- Texte à lire:
Ainsi, pendant que j'écrivais les lignes qui précèdent, hier matin, à quelques dizaines de kilomètres, on tuait froidement. Ces lignes paraissent bien dérisoires face à la mort. Cependant, alors que ce n'était pas le but, elles illustrent les tensions de notre société de plus en plus violente. D'un côté, un blogueur qui occupe le temps que la privation d'emploi lui octroie. De l'autre, des dessinateurs engagés qui se font trucider. Ils se font tuer parce que, contrairement à d'autres, ils ne se contentaient pas de tirer sur les ambulances, de taper sur la classe politique honnie, d'enfoncer des portes ouvertes. En même temps, ils renouaient avec la grande tradition des dessins de presse contre la religion. La religion arrogante qui prétendait régir la société était, autrefois, le catholicisme ; au point qu'il a fallu une loi pour que les choses soient claires et que chacun reste dans son domaine. Aujourd'hui, c'est l'islam qui rogne du terrain et ne craint pas une loi faite contre une autre religion. Dans les deux cas, c'est une minorité très puissante qui dévoie les principes qu'elle prétend défendre. L'islamisme est la perversion de l'islam qui doit être respecté ainsi que ceux qui s'en réclament. De même que doit être respecté le droit de se moquer de tout et de tout le monde.

 

L'attentat contre Charlie Hebdo nous bouleverse tous. Quand même, alors que tout a déjà été entendu en termes de commentaires et d'analyse, je ne peux m'empêcher de penser que, pendant des semaines, des mois, pendant que la vie continuait et passait, pendant que les fêtes battaient leur plein, d'autres mettaient au point cet assassinat. Ils réglaient les détails, envisageaient les écueils, mesuraient les risques, prévoyaient la fuite et les relais. Comment ne pas se dire que, en ce moment même, à quelques pas d'ici, peut-être, un autre groupe met au point un autre attentat ?

- Matériel fourni:

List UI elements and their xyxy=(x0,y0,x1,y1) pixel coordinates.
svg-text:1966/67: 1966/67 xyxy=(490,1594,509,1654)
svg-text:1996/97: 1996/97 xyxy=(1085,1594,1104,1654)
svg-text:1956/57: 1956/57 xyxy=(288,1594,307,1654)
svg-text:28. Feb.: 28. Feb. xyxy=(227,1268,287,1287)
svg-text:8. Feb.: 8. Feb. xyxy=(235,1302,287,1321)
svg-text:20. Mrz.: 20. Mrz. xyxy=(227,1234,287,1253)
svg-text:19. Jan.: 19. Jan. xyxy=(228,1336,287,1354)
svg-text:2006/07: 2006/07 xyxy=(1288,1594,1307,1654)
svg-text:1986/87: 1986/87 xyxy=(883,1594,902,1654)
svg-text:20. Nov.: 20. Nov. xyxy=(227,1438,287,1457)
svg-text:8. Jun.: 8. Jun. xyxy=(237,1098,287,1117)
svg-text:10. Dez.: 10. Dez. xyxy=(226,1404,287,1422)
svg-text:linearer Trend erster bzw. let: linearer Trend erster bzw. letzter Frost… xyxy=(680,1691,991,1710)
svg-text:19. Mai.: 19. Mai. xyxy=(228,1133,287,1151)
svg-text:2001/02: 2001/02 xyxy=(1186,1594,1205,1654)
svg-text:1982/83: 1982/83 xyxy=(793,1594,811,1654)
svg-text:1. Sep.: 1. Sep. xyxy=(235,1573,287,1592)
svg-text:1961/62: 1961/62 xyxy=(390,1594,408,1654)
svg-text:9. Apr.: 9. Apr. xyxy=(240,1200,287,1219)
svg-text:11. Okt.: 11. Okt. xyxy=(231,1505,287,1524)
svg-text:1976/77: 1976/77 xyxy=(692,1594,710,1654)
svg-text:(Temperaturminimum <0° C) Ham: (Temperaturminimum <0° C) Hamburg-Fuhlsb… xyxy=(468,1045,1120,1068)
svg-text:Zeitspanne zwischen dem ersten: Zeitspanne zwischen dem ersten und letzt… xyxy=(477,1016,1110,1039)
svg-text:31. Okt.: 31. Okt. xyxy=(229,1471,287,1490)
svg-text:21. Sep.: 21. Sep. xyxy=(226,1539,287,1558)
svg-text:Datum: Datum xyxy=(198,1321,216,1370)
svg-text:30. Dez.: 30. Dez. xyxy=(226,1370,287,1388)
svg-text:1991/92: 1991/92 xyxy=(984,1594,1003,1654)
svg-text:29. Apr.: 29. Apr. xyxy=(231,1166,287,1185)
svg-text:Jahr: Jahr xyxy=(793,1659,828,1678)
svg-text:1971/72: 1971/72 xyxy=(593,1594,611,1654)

- Tâches à réaliser:
(a) Répondez à ces questions d'après le texte sur l'attentat contre Charlie Hebdo :
(i) Quelle religion prétendait autrefois régir la société ?
(ii) Comment l'islamisme est-il défini ?
(iii) Que faisaient d'autres pendant que les fêtes battaient leur plein ?
(b) Pour chaque affirmation, indiquez si elle concorde avec le texte sur l'attentat contre Charlie Hebdo. Répondez par oui ou par non, puis citez les mots décisifs du texte.
(i) Les dessinateurs se contentaient de taper sur la classe politique.
(ii) Une loi a été nécessaire pour que chacun reste dans son domaine.
(iii) L'assassinat a été préparé en quelques heures seulement.
(c) Reprenez le texte sur l'attentat contre Charlie Hebdo après sa dernière phrase et poursuivez-le.

- Réponses aux tâches:
(a)
(i) Le catholicisme.
(ii) Comme la perversion de l'islam.
(iii) Ils mettaient au point cet assassinat.

(b)
(i) Non : « contrairement à d'autres, ils ne se contentaient pas de tirer sur les ambulances, de taper sur la classe politique honnie »
(ii) Oui : « il a fallu une loi pour que les choses soient claires et que chacun reste dans son domaine »
(iii) Non : « pendant des semaines, des mois, pendant que la vie continuait et passait, pendant que les fêtes battaient leur plein, d'autres mettaient au point cet assassinat »

(c)
Comment en est-on arrivé là ? Là aussi, tout a été dit. Il y a toujours eu des fanatiques religieux, prêts à risquer leur vie et surtout celle des autres pour réaliser leurs fantasmes. Cependant, la crise accroît et répand les inégalités. L'exclusion est le terreau fertile sur lequel se développe une masse désœuvrée qui aspire à donner un sens à une vie désespérément vide. Les moyens actuels amplifient la violence. Sans doute aussi, cette violence répond elle à un besoin et sert de défouloir. Qu'on songe que, dans les années 1970, des associations s'insurgeaient contre les séries américaines présentées comme le summum de la violence. Ces séries étaient Mannix, les Rues de San Francisco, Kojak, l'Homme de Fer, Mission : Impossible etc. Qu'on les compare avec celles d'aujourd'hui ! Rien n'y fait et l'on en redemande. C'est même devenue très à la mode de dire qu'on est passionné de « séries » et de passer son temps à chercher des infos. Les jeux vidéos n'hésitent pas à laisser sur le carreau des dizaines de morts virtuels, sans aucun scrupule. Une chanson actuelle ,et plutôt mièvre, de Calogero fait allusion au meurtre de deux garçons par une petite bande qui s'est acharnée sur eux, avant de les laisser pour morts. Tout ça pour un regard qui a déplu à un petit trou du cul qui voulait passer le temps et qui ne connaissait d'autre amusement que le tabassage des plus faibles.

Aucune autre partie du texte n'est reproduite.